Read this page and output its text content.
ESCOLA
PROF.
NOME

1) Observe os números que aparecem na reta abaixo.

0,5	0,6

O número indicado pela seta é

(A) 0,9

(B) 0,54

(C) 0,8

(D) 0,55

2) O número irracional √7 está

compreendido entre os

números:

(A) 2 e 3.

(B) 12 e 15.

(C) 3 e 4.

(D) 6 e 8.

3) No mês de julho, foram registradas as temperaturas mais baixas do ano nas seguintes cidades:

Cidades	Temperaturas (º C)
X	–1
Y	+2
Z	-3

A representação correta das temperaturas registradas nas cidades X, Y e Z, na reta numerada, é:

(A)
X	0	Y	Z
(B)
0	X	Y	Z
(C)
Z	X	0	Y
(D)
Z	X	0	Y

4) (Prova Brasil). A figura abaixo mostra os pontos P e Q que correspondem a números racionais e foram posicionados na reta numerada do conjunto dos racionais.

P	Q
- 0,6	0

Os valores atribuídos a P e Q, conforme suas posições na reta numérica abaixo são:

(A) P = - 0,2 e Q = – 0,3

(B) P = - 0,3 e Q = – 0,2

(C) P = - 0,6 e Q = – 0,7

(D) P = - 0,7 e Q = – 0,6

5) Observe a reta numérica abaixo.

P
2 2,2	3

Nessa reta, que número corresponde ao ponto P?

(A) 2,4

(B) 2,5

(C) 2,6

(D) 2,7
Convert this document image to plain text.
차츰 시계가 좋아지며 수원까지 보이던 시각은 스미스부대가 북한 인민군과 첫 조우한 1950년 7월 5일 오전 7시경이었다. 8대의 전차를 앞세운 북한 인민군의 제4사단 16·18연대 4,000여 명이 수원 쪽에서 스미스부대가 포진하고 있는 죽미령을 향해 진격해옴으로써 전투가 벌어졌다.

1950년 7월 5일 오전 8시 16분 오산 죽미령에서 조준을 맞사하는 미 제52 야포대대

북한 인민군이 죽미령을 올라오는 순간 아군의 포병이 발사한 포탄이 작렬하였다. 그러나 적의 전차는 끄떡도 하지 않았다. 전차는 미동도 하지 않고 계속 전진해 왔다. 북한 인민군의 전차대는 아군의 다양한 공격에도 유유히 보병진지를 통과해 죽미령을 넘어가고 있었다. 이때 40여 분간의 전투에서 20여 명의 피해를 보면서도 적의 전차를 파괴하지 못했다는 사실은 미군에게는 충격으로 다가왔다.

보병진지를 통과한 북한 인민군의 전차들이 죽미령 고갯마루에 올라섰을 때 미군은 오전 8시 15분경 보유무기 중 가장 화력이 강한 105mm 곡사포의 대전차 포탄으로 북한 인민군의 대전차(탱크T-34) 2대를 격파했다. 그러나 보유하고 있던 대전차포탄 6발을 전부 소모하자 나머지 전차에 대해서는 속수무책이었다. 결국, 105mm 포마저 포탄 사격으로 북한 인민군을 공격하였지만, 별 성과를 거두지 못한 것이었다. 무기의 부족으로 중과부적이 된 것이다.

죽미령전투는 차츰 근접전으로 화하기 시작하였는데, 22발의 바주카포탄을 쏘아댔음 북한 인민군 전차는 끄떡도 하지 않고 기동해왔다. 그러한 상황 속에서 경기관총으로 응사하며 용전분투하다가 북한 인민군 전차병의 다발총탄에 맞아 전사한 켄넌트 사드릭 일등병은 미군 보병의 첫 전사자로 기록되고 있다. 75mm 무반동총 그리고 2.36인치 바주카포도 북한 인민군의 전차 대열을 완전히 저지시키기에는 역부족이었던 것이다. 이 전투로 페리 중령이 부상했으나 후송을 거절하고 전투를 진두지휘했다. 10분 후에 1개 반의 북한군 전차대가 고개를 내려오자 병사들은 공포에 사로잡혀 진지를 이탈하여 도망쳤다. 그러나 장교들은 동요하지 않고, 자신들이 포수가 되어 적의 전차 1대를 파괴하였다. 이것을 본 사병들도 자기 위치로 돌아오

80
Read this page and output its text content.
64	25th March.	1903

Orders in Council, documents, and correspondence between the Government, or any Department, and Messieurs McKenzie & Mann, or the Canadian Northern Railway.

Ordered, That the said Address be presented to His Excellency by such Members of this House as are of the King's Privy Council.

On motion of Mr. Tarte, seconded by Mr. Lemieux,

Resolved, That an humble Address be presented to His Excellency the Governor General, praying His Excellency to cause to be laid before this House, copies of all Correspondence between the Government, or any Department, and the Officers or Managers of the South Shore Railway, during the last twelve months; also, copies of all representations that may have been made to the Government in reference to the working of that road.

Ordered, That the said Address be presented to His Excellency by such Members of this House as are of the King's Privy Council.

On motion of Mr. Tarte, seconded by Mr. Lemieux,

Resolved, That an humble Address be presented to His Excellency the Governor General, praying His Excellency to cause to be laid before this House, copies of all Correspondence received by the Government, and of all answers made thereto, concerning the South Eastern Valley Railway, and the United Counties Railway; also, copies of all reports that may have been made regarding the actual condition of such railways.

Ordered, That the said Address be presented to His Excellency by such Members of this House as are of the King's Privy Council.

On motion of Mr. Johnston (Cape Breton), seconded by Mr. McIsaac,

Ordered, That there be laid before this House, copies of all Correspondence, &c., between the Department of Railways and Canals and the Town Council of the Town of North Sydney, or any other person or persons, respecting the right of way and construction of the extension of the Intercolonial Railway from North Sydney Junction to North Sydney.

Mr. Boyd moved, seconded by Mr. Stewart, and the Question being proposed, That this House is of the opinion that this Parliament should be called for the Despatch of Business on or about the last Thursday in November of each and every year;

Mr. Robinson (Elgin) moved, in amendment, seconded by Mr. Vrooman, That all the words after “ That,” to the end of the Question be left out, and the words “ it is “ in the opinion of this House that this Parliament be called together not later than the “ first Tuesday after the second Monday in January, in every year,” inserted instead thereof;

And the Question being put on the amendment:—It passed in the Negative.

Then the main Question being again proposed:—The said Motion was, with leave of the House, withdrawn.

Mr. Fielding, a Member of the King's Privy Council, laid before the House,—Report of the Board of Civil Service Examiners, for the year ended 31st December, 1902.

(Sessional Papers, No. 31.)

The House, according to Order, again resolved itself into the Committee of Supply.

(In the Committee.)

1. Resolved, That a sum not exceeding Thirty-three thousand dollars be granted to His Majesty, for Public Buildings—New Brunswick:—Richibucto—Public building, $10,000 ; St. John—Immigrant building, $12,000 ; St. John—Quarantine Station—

**TASK BRIEF:**
In the entries above, some lines may contain the string "before"; report how many, without additional comment.

**SOLUTION FOR THIS PROBLEM:**
4